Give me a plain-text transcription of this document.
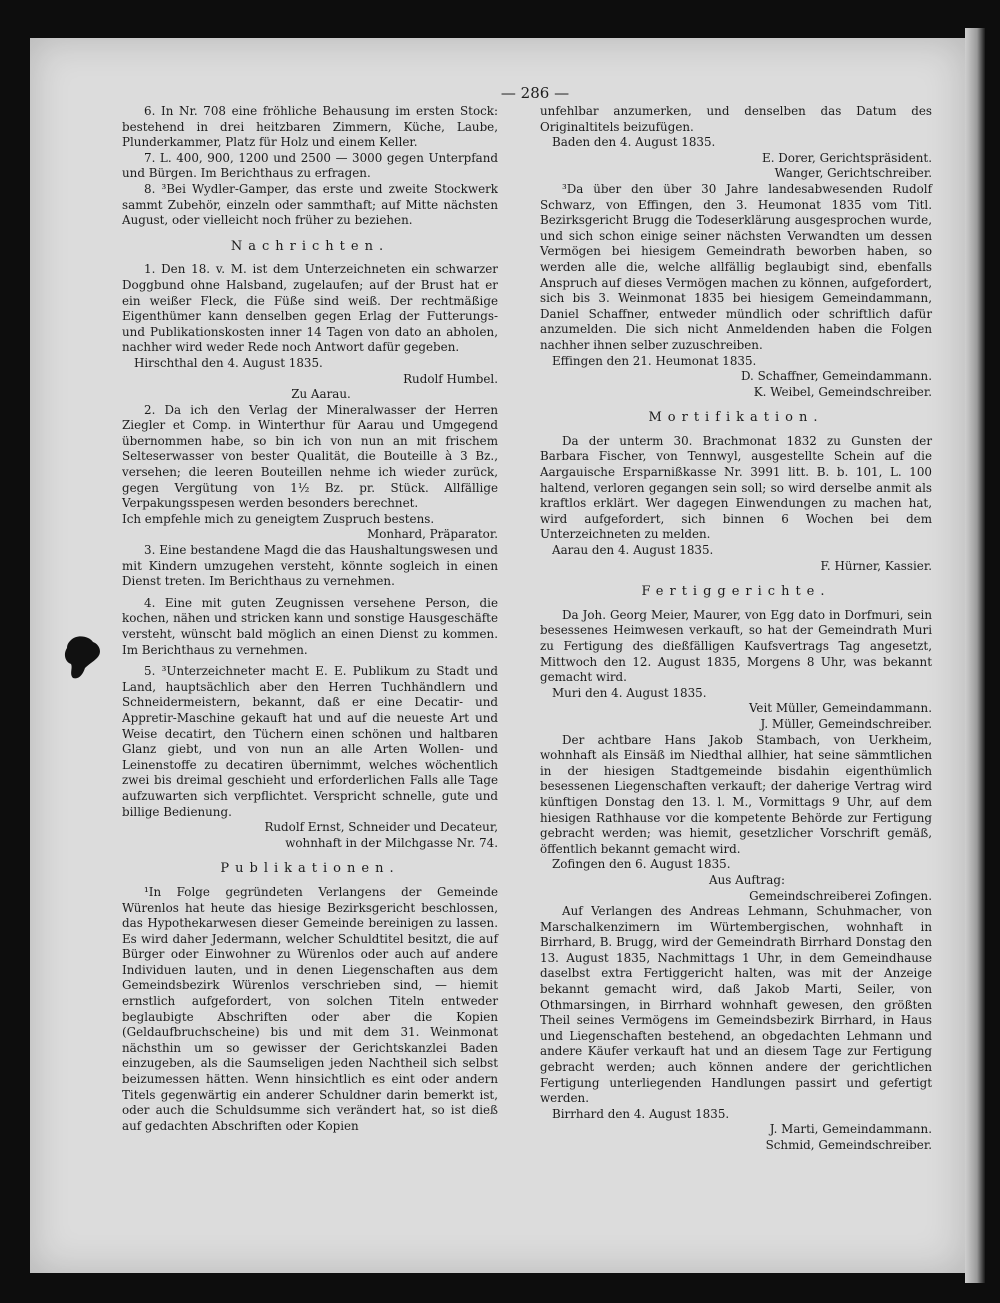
— 286 —

6. In Nr. 708 eine fröhliche Behausung im ersten Stock: bestehend in drei heitzbaren Zimmern, Küche, Laube, Plunderkammer, Platz für Holz und einem Keller.

7. L. 400, 900, 1200 und 2500 — 3000 gegen Unterpfand und Bürgen. Im Berichthaus zu erfragen.

8. ³Bei Wydler-Gamper, das erste und zweite Stockwerk sammt Zubehör, einzeln oder sammthaft; auf Mitte nächsten August, oder vielleicht noch früher zu beziehen.

Nachrichten.

1. Den 18. v. M. ist dem Unterzeichneten ein schwarzer Doggbund ohne Halsband, zugelaufen; auf der Brust hat er ein weißer Fleck, die Füße sind weiß. Der rechtmäßige Eigenthümer kann denselben gegen Erlag der Futterungs- und Publikationskosten inner 14 Tagen von dato an abholen, nachher wird weder Rede noch Antwort dafür gegeben.

Hirschthal den 4. August 1835.

Rudolf Humbel.

Zu Aarau.

2. Da ich den Verlag der Mineralwasser der Herren Ziegler et Comp. in Winterthur für Aarau und Umgegend übernommen habe, so bin ich von nun an mit frischem Selteserwasser von bester Qualität, die Bouteille à 3 Bz., versehen; die leeren Bouteillen nehme ich wieder zurück, gegen Vergütung von 1½ Bz. pr. Stück. Allfällige Verpakungsspesen werden besonders berechnet.

Ich empfehle mich zu geneigtem Zuspruch bestens.

Monhard, Präparator.

3. Eine bestandene Magd die das Haushaltungswesen und mit Kindern umzugehen versteht, könnte sogleich in einen Dienst treten. Im Berichthaus zu vernehmen.

4. Eine mit guten Zeugnissen versehene Person, die kochen, nähen und stricken kann und sonstige Hausgeschäfte versteht, wünscht bald möglich an einen Dienst zu kommen. Im Berichthaus zu vernehmen.

5. ³Unterzeichneter macht E. E. Publikum zu Stadt und Land, hauptsächlich aber den Herren Tuchhändlern und Schneidermeistern, bekannt, daß er eine Decatir- und Appretir-Maschine gekauft hat und auf die neueste Art und Weise decatirt, den Tüchern einen schönen und haltbaren Glanz giebt, und von nun an alle Arten Wollen- und Leinenstoffe zu decatiren übernimmt, welches wöchentlich zwei bis dreimal geschieht und erforderlichen Falls alle Tage aufzuwarten sich verpflichtet. Verspricht schnelle, gute und billige Bedienung.

Rudolf Ernst, Schneider und Decateur,

wohnhaft in der Milchgasse Nr. 74.

Publikationen.

¹In Folge gegründeten Verlangens der Gemeinde Würenlos hat heute das hiesige Bezirksgericht beschlossen, das Hypothekarwesen dieser Gemeinde bereinigen zu lassen. Es wird daher Jedermann, welcher Schuldtitel besitzt, die auf Bürger oder Einwohner zu Würenlos oder auch auf andere Individuen lauten, und in denen Liegenschaften aus dem Gemeindsbezirk Würenlos verschrieben sind, — hiemit ernstlich aufgefordert, von solchen Titeln entweder beglaubigte Abschriften oder aber die Kopien (Geldaufbruchscheine) bis und mit dem 31. Weinmonat nächsthin um so gewisser der Gerichtskanzlei Baden einzugeben, als die Saumseligen jeden Nachtheil sich selbst beizumessen hätten. Wenn hinsichtlich es eint oder andern Titels gegenwärtig ein anderer Schuldner darin bemerkt ist, oder auch die Schuldsumme sich verändert hat, so ist dieß auf gedachten Abschriften oder Kopien

unfehlbar anzumerken, und denselben das Datum des Originaltitels beizufügen.

Baden den 4. August 1835.

E. Dorer, Gerichtspräsident.

Wanger, Gerichtschreiber.

³Da über den über 30 Jahre landesabwesenden Rudolf Schwarz, von Effingen, den 3. Heumonat 1835 vom Titl. Bezirksgericht Brugg die Todeserklärung ausgesprochen wurde, und sich schon einige seiner nächsten Verwandten um dessen Vermögen bei hiesigem Gemeindrath beworben haben, so werden alle die, welche allfällig beglaubigt sind, ebenfalls Anspruch auf dieses Vermögen machen zu können, aufgefordert, sich bis 3. Weinmonat 1835 bei hiesigem Gemeindammann, Daniel Schaffner, entweder mündlich oder schriftlich dafür anzumelden. Die sich nicht Anmeldenden haben die Folgen nachher ihnen selber zuzuschreiben.

Effingen den 21. Heumonat 1835.

D. Schaffner, Gemeindammann.

K. Weibel, Gemeindschreiber.

Mortifikation.

Da der unterm 30. Brachmonat 1832 zu Gunsten der Barbara Fischer, von Tennwyl, ausgestellte Schein auf die Aargauische Ersparnißkasse Nr. 3991 litt. B. b. 101, L. 100 haltend, verloren gegangen sein soll; so wird derselbe anmit als kraftlos erklärt. Wer dagegen Einwendungen zu machen hat, wird aufgefordert, sich binnen 6 Wochen bei dem Unterzeichneten zu melden.

Aarau den 4. August 1835.

F. Hürner, Kassier.

Fertiggerichte.

Da Joh. Georg Meier, Maurer, von Egg dato in Dorfmuri, sein besessenes Heimwesen verkauft, so hat der Gemeindrath Muri zu Fertigung des dießfälligen Kaufsvertrags Tag angesetzt, Mittwoch den 12. August 1835, Morgens 8 Uhr, was bekannt gemacht wird.

Muri den 4. August 1835.

Veit Müller, Gemeindammann.

J. Müller, Gemeindschreiber.

Der achtbare Hans Jakob Stambach, von Uerkheim, wohnhaft als Einsäß im Niedthal allhier, hat seine sämmtlichen in der hiesigen Stadtgemeinde bisdahin eigenthümlich besessenen Liegenschaften verkauft; der daherige Vertrag wird künftigen Donstag den 13. l. M., Vormittags 9 Uhr, auf dem hiesigen Rathhause vor die kompetente Behörde zur Fertigung gebracht werden; was hiemit, gesetzlicher Vorschrift gemäß, öffentlich bekannt gemacht wird.

Zofingen den 6. August 1835.

Aus Auftrag:

Gemeindschreiberei Zofingen.

Auf Verlangen des Andreas Lehmann, Schuhmacher, von Marschalkenzimern im Würtembergischen, wohnhaft in Birrhard, B. Brugg, wird der Gemeindrath Birrhard Donstag den 13. August 1835, Nachmittags 1 Uhr, in dem Gemeindhause daselbst extra Fertiggericht halten, was mit der Anzeige bekannt gemacht wird, daß Jakob Marti, Seiler, von Othmarsingen, in Birrhard wohnhaft gewesen, den größten Theil seines Vermögens im Gemeindsbezirk Birrhard, in Haus und Liegenschaften bestehend, an obgedachten Lehmann und andere Käufer verkauft hat und an diesem Tage zur Fertigung gebracht werden; auch können andere der gerichtlichen Fertigung unterliegenden Handlungen passirt und gefertigt werden.

Birrhard den 4. August 1835.

J. Marti, Gemeindammann.

Schmid, Gemeindschreiber.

*REQUIREMENT:* Reproduce every line exactly and omit all pictures.

*TASK OUTPUT:*
Give me a plain-text transcription of this document.
— 286 —

6. In Nr. 708 eine fröhliche Behausung im ersten Stock: bestehend in drei heitzbaren Zimmern, Küche, Laube, Plunderkammer, Platz für Holz und einem Keller.

7. L. 400, 900, 1200 und 2500 — 3000 gegen Unterpfand und Bürgen. Im Berichthaus zu erfragen.

8. ³Bei Wydler-Gamper, das erste und zweite Stockwerk sammt Zubehör, einzeln oder sammthaft; auf Mitte nächsten August, oder vielleicht noch früher zu beziehen.

Nachrichten.

1. Den 18. v. M. ist dem Unterzeichneten ein schwarzer Doggbund ohne Halsband, zugelaufen; auf der Brust hat er ein weißer Fleck, die Füße sind weiß. Der rechtmäßige Eigenthümer kann denselben gegen Erlag der Futterungs- und Publikationskosten inner 14 Tagen von dato an abholen, nachher wird weder Rede noch Antwort dafür gegeben.

Hirschthal den 4. August 1835.

Rudolf Humbel.

Zu Aarau.

2. Da ich den Verlag der Mineralwasser der Herren Ziegler et Comp. in Winterthur für Aarau und Umgegend übernommen habe, so bin ich von nun an mit frischem Selteserwasser von bester Qualität, die Bouteille à 3 Bz., versehen; die leeren Bouteillen nehme ich wieder zurück, gegen Vergütung von 1½ Bz. pr. Stück. Allfällige Verpakungsspesen werden besonders berechnet.

Ich empfehle mich zu geneigtem Zuspruch bestens.

Monhard, Präparator.

3. Eine bestandene Magd die das Haushaltungswesen und mit Kindern umzugehen versteht, könnte sogleich in einen Dienst treten. Im Berichthaus zu vernehmen.

4. Eine mit guten Zeugnissen versehene Person, die kochen, nähen und stricken kann und sonstige Hausgeschäfte versteht, wünscht bald möglich an einen Dienst zu kommen. Im Berichthaus zu vernehmen.

5. ³Unterzeichneter macht E. E. Publikum zu Stadt und Land, hauptsächlich aber den Herren Tuchhändlern und Schneidermeistern, bekannt, daß er eine Decatir- und Appretir-Maschine gekauft hat und auf die neueste Art und Weise decatirt, den Tüchern einen schönen und haltbaren Glanz giebt, und von nun an alle Arten Wollen- und Leinenstoffe zu decatiren übernimmt, welches wöchentlich zwei bis dreimal geschieht und erforderlichen Falls alle Tage aufzuwarten sich verpflichtet. Verspricht schnelle, gute und billige Bedienung.

Rudolf Ernst, Schneider und Decateur,

wohnhaft in der Milchgasse Nr. 74.

Publikationen.

¹In Folge gegründeten Verlangens der Gemeinde Würenlos hat heute das hiesige Bezirksgericht beschlossen, das Hypothekarwesen dieser Gemeinde bereinigen zu lassen. Es wird daher Jedermann, welcher Schuldtitel besitzt, die auf Bürger oder Einwohner zu Würenlos oder auch auf andere Individuen lauten, und in denen Liegenschaften aus dem Gemeindsbezirk Würenlos verschrieben sind, — hiemit ernstlich aufgefordert, von solchen Titeln entweder beglaubigte Abschriften oder aber die Kopien (Geldaufbruchscheine) bis und mit dem 31. Weinmonat nächsthin um so gewisser der Gerichtskanzlei Baden einzugeben, als die Saumseligen jeden Nachtheil sich selbst beizumessen hätten. Wenn hinsichtlich es eint oder andern Titels gegenwärtig ein anderer Schuldner darin bemerkt ist, oder auch die Schuldsumme sich verändert hat, so ist dieß auf gedachten Abschriften oder Kopien

unfehlbar anzumerken, und denselben das Datum des Originaltitels beizufügen.

Baden den 4. August 1835.

E. Dorer, Gerichtspräsident.

Wanger, Gerichtschreiber.

³Da über den über 30 Jahre landesabwesenden Rudolf Schwarz, von Effingen, den 3. Heumonat 1835 vom Titl. Bezirksgericht Brugg die Todeserklärung ausgesprochen wurde, und sich schon einige seiner nächsten Verwandten um dessen Vermögen bei hiesigem Gemeindrath beworben haben, so werden alle die, welche allfällig beglaubigt sind, ebenfalls Anspruch auf dieses Vermögen machen zu können, aufgefordert, sich bis 3. Weinmonat 1835 bei hiesigem Gemeindammann, Daniel Schaffner, entweder mündlich oder schriftlich dafür anzumelden. Die sich nicht Anmeldenden haben die Folgen nachher ihnen selber zuzuschreiben.

Effingen den 21. Heumonat 1835.

D. Schaffner, Gemeindammann.

K. Weibel, Gemeindschreiber.

Mortifikation.

Da der unterm 30. Brachmonat 1832 zu Gunsten der Barbara Fischer, von Tennwyl, ausgestellte Schein auf die Aargauische Ersparnißkasse Nr. 3991 litt. B. b. 101, L. 100 haltend, verloren gegangen sein soll; so wird derselbe anmit als kraftlos erklärt. Wer dagegen Einwendungen zu machen hat, wird aufgefordert, sich binnen 6 Wochen bei dem Unterzeichneten zu melden.

Aarau den 4. August 1835.

F. Hürner, Kassier.

Fertiggerichte.

Da Joh. Georg Meier, Maurer, von Egg dato in Dorfmuri, sein besessenes Heimwesen verkauft, so hat der Gemeindrath Muri zu Fertigung des dießfälligen Kaufsvertrags Tag angesetzt, Mittwoch den 12. August 1835, Morgens 8 Uhr, was bekannt gemacht wird.

Muri den 4. August 1835.

Veit Müller, Gemeindammann.

J. Müller, Gemeindschreiber.

Der achtbare Hans Jakob Stambach, von Uerkheim, wohnhaft als Einsäß im Niedthal allhier, hat seine sämmtlichen in der hiesigen Stadtgemeinde bisdahin eigenthümlich besessenen Liegenschaften verkauft; der daherige Vertrag wird künftigen Donstag den 13. l. M., Vormittags 9 Uhr, auf dem hiesigen Rathhause vor die kompetente Behörde zur Fertigung gebracht werden; was hiemit, gesetzlicher Vorschrift gemäß, öffentlich bekannt gemacht wird.

Zofingen den 6. August 1835.

Aus Auftrag:

Gemeindschreiberei Zofingen.

Auf Verlangen des Andreas Lehmann, Schuhmacher, von Marschalkenzimern im Würtembergischen, wohnhaft in Birrhard, B. Brugg, wird der Gemeindrath Birrhard Donstag den 13. August 1835, Nachmittags 1 Uhr, in dem Gemeindhause daselbst extra Fertiggericht halten, was mit der Anzeige bekannt gemacht wird, daß Jakob Marti, Seiler, von Othmarsingen, in Birrhard wohnhaft gewesen, den größten Theil seines Vermögens im Gemeindsbezirk Birrhard, in Haus und Liegenschaften bestehend, an obgedachten Lehmann und andere Käufer verkauft hat und an diesem Tage zur Fertigung gebracht werden; auch können andere der gerichtlichen Fertigung unterliegenden Handlungen passirt und gefertigt werden.

Birrhard den 4. August 1835.

J. Marti, Gemeindammann.

Schmid, Gemeindschreiber.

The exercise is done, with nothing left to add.